→ **EXERCISE PROMPT**
Type every record exactly as it appears.

→ **RECORD EXCERPTS**

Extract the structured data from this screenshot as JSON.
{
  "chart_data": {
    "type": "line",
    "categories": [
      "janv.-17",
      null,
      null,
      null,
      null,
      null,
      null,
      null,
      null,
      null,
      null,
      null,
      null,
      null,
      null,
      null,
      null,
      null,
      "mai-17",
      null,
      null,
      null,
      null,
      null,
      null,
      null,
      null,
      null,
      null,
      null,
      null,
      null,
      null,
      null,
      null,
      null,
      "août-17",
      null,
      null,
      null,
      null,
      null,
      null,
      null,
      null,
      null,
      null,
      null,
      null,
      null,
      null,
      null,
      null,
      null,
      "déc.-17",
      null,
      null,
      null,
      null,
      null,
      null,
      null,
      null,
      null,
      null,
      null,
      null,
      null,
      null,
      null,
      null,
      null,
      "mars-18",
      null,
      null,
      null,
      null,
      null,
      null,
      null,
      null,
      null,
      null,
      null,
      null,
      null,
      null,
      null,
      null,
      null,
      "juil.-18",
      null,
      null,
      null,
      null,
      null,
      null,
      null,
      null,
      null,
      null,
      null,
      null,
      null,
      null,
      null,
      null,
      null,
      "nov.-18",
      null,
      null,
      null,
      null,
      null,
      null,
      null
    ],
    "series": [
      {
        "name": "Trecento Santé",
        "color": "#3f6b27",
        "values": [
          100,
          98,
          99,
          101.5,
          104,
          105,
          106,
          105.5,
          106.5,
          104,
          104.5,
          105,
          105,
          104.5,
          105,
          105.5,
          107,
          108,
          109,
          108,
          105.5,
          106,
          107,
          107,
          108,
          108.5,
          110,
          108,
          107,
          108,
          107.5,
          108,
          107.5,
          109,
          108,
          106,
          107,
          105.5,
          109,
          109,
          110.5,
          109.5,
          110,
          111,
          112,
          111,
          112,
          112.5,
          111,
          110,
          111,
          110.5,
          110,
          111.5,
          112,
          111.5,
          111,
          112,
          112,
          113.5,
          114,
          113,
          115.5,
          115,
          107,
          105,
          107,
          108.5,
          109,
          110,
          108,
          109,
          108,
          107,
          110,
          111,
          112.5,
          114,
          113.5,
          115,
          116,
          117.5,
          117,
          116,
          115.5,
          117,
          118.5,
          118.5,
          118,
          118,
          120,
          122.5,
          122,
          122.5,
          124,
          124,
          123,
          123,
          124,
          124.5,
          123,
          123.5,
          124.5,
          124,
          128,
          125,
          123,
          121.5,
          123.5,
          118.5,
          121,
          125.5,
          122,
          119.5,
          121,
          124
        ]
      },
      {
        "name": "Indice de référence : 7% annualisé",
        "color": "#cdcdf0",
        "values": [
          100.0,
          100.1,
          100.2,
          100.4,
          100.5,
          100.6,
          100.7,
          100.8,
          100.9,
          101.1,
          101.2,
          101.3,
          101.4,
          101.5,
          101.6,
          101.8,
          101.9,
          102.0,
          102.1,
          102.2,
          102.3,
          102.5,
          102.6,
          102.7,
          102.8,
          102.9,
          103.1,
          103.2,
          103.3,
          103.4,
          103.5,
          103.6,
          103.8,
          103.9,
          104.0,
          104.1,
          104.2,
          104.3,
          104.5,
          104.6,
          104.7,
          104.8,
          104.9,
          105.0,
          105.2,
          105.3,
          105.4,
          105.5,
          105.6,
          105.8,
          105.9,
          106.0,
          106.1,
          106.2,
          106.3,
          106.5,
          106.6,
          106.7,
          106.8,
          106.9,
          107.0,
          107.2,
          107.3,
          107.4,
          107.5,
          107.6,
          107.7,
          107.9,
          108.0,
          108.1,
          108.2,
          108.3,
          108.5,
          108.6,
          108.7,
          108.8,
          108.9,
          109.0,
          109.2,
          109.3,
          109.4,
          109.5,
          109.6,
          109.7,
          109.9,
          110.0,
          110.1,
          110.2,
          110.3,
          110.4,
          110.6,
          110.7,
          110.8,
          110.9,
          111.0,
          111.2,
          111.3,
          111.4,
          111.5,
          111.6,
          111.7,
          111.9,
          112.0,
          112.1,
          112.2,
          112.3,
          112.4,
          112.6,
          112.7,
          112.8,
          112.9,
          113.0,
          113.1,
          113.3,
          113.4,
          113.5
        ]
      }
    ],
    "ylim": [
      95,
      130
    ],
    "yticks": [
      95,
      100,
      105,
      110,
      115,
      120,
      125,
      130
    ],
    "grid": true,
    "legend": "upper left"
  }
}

→ **SOLUTION TO THIS EXERCISE**
Extract the structured data from this screenshot as JSON.
{
  "chart_data": {
    "type": "line",
    "categories": [
      "janv.-17",
      null,
      null,
      null,
      null,
      null,
      null,
      null,
      null,
      null,
      null,
      null,
      null,
      null,
      null,
      null,
      null,
      null,
      "mai-17",
      null,
      null,
      null,
      null,
      null,
      null,
      null,
      null,
      null,
      null,
      null,
      null,
      null,
      null,
      null,
      null,
      null,
      "août-17",
      null,
      null,
      null,
      null,
      null,
      null,
      null,
      null,
      null,
      null,
      null,
      null,
      null,
      null,
      null,
      null,
      null,
      "déc.-17",
      null,
      null,
      null,
      null,
      null,
      null,
      null,
      null,
      null,
      null,
      null,
      null,
      null,
      null,
      null,
      null,
      null,
      "mars-18",
      null,
      null,
      null,
      null,
      null,
      null,
      null,
      null,
      null,
      null,
      null,
      null,
      null,
      null,
      null,
      null,
      null,
      "juil.-18",
      null,
      null,
      null,
      null,
      null,
      null,
      null,
      null,
      null,
      null,
      null,
      null,
      null,
      null,
      null,
      null,
      null,
      "nov.-18",
      null,
      null,
      null,
      null,
      null,
      null,
      null
    ],
    "series": [
      {
        "name": "Trecento Santé",
        "color": "#3f6b27",
        "values": [
          100,
          98,
          99,
          101.5,
          104,
          105,
          106,
          105.5,
          106.5,
          104,
          104.5,
          105,
          105,
          104.5,
          105,
          105.5,
          107,
          108,
          109,
          108,
          105.5,
          106,
          107,
          107,
          108,
          108.5,
          110,
          108,
          107,
          108,
          107.5,
          108,
          107.5,
          109,
          108,
          106,
          107,
          105.5,
          109,
          109,
          110.5,
          109.5,
          110,
          111,
          112,
          111,
          112,
          112.5,
          111,
          110,
          111,
          110.5,
          110,
          111.5,
          112,
          111.5,
          111,
          112,
          112,
          113.5,
          114,
          113,
          115.5,
          115,
          107,
          105,
          107,
          108.5,
          109,
          110,
          108,
          109,
          108,
          107,
          110,
          111,
          112.5,
          114,
          113.5,
          115,
          116,
          117.5,
          117,
          116,
          115.5,
          117,
          118.5,
          118.5,
          118,
          118,
          120,
          122.5,
          122,
          122.5,
          124,
          124,
          123,
          123,
          124,
          124.5,
          123,
          123.5,
          124.5,
          124,
          128,
          125,
          123,
          121.5,
          123.5,
          118.5,
          121,
          125.5,
          122,
          119.5,
          121,
          124
        ]
      },
      {
        "name": "Indice de référence : 7% annualisé",
        "color": "#cdcdf0",
        "values": [
          100.0,
          100.1,
          100.2,
          100.4,
          100.5,
          100.6,
          100.7,
          100.8,
          100.9,
          101.1,
          101.2,
          101.3,
          101.4,
          101.5,
          101.6,
          101.8,
          101.9,
          102.0,
          102.1,
          102.2,
          102.3,
          102.5,
          102.6,
          102.7,
          102.8,
          102.9,
          103.1,
          103.2,
          103.3,
          103.4,
          103.5,
          103.6,
          103.8,
          103.9,
          104.0,
          104.1,
          104.2,
          104.3,
          104.5,
          104.6,
          104.7,
          104.8,
          104.9,
          105.0,
          105.2,
          105.3,
          105.4,
          105.5,
          105.6,
          105.8,
          105.9,
          106.0,
          106.1,
          106.2,
          106.3,
          106.5,
          106.6,
          106.7,
          106.8,
          106.9,
          107.0,
          107.2,
          107.3,
          107.4,
          107.5,
          107.6,
          107.7,
          107.9,
          108.0,
          108.1,
          108.2,
          108.3,
          108.5,
          108.6,
          108.7,
          108.8,
          108.9,
          109.0,
          109.2,
          109.3,
          109.4,
          109.5,
          109.6,
          109.7,
          109.9,
          110.0,
          110.1,
          110.2,
          110.3,
          110.4,
          110.6,
          110.7,
          110.8,
          110.9,
          111.0,
          111.2,
          111.3,
          111.4,
          111.5,
          111.6,
          111.7,
          111.9,
          112.0,
          112.1,
          112.2,
          112.3,
          112.4,
          112.6,
          112.7,
          112.8,
          112.9,
          113.0,
          113.1,
          113.3,
          113.4,
          113.5
        ]
      }
    ],
    "ylim": [
      95,
      130
    ],
    "yticks": [
      95,
      100,
      105,
      110,
      115,
      120,
      125,
      130
    ],
    "grid": true,
    "legend": "upper left"
  }
}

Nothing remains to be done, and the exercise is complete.